• [Testo del documento]
◆ ◆ ◆ ◆ ◆

Gli sviluppi della psicoanalisi dopo Freud hanno ampliato le conoscenze relative all’interazione tra due menti nella relazione analitica e alla possibilità di comprendere la qualità e profondità dei fattori terapeutici che si attivano in questo continuo passaggio di comunicazioni tra inconsci nel setting analitico. Il campo analitico si è progressivamente rivelato un contesto particolarmente significativo per descrivere quanto avviene non solo nello scambio tra analista e paziente ma anche tra supervisionato e supervisore e nei gruppi clinici di formazione.

Questi cambiamenti hanno posto molti interrogativi su quali possono essere le modalità più valide per trasmettere la psicoanalisi. Una richiesta che spesso viene dagli analisti in formazione riguarda la necessità di una partecipazione attiva ai seminari di insegnamento e l’esigenza di sperimentare un legame creativo fra teoria e clinica.

◆ ◆ ◆ ◆ ◆

• [Dati forniti]

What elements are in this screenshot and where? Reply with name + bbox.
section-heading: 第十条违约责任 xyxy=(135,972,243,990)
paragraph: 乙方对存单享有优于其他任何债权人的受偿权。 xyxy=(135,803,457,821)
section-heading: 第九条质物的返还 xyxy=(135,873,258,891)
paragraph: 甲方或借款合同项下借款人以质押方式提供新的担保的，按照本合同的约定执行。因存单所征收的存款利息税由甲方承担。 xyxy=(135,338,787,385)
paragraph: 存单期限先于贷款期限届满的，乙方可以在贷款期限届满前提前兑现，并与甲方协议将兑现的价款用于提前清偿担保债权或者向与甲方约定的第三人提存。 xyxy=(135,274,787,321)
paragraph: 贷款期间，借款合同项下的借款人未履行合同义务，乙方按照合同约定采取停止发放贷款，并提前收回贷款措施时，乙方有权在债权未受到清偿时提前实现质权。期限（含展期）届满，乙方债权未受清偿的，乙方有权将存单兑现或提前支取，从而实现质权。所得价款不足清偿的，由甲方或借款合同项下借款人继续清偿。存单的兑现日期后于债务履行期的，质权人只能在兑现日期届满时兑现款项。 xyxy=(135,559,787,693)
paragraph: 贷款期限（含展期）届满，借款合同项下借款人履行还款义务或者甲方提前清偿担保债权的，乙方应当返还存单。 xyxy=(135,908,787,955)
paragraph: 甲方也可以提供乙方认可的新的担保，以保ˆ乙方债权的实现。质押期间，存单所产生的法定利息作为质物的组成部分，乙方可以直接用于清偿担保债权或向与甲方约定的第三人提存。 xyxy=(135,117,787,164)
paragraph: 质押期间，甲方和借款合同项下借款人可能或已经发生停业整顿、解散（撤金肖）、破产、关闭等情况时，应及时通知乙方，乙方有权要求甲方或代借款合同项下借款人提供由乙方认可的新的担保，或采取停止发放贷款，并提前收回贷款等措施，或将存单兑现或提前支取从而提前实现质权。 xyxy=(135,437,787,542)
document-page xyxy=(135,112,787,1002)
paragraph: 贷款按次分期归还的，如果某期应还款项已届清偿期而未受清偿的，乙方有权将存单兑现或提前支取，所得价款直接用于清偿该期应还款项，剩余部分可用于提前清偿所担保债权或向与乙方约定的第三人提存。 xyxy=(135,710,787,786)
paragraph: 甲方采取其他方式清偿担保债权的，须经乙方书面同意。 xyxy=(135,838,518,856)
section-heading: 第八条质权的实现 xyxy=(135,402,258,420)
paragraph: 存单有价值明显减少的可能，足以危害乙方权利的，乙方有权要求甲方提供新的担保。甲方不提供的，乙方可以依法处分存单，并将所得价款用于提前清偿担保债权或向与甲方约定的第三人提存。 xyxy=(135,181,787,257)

◆ ◆ ◆ ◆ ◆

• [Consegna 1]
Rispondi alle domande seguenti sul testo sulla psicoanalisi.
(a) Tra che cosa avviene il continuo passaggio di comunicazioni nel setting analitico?
(b) Oltre allo scambio tra analista e paziente, dove descrive ciò che avviene il campo analitico?
(c) Da chi proviene spesso la richiesta di una partecipazione attiva ai seminari di insegnamento?
• [Consegna 2] Riporta senza modifiche il tratto del testo sulla psicoanalisi che va da "Questi cambiamenti hanno" fino a "teoria e clinica.".

• [Soluzione 1]
(a) Tra inconsci.
(b) Tra supervisionato e supervisore e nei gruppi clinici di formazione.
(c) Dagli analisti in formazione.

• [Soluzione 2]
Questi cambiamenti hanno posto molti interrogativi su quali possono essere le modalità più valide per trasmettere la psicoanalisi. Una richiesta che spesso viene dagli analisti in formazione riguarda la necessità di una partecipazione attiva ai seminari di insegnamento e l’esigenza di sperimentare un legame creativo fra teoria e clinica.